• [WORK TO COMPLETE]
Copy out every line of the records where the string "libera" occurs.
[Begin RECORDS SHOWN]
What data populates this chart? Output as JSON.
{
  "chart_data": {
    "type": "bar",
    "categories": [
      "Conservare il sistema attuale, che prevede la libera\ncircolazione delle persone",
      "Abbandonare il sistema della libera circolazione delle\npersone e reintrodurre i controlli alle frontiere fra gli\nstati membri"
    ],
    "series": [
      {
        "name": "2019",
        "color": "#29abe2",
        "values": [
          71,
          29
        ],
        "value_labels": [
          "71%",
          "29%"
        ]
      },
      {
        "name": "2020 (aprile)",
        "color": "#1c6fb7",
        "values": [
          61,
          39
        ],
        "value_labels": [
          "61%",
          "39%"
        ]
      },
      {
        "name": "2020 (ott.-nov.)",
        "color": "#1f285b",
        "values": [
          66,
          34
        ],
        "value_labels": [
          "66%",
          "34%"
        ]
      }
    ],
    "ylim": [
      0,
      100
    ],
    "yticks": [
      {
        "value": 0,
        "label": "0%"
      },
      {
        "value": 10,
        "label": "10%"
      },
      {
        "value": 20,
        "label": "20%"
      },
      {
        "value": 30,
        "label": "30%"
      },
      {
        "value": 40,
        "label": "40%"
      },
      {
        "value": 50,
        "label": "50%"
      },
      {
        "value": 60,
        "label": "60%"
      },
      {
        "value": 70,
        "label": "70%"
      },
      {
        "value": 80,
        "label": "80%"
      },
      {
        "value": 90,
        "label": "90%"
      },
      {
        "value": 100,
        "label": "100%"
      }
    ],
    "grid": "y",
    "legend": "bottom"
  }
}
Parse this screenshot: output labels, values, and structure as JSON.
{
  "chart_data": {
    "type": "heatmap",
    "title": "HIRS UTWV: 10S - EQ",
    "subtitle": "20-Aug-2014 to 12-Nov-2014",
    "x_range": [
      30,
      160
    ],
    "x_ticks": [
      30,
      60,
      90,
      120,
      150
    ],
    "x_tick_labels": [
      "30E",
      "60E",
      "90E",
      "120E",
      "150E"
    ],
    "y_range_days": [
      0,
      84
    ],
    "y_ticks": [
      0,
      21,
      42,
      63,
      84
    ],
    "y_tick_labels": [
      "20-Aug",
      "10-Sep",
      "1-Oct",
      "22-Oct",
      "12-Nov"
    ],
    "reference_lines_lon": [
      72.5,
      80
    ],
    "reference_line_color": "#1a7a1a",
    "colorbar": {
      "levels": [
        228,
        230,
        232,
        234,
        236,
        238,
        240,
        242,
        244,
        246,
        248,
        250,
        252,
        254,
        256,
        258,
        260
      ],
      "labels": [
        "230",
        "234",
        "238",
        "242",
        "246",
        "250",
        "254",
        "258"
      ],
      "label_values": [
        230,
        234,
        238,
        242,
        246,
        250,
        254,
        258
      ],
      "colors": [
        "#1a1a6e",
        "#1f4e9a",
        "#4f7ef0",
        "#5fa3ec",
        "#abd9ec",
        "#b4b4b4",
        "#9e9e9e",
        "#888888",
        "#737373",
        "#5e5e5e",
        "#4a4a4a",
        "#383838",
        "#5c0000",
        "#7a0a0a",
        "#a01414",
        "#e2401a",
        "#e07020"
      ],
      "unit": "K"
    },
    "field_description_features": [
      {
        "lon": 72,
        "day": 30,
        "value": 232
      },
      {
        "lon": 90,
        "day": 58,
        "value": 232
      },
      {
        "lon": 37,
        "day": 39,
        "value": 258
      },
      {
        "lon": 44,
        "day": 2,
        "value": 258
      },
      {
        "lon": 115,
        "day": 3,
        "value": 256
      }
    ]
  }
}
[End RECORDS SHOWN]
• [OUTPUT FOR THIS EXERCISE]
      "Conservare il sistema attuale, che prevede la libera\ncircolazione delle persone",
      "Abbandonare il sistema della libera circolazione delle\npersone e reintrodurre i controlli alle frontiere fra gli\nstati membri"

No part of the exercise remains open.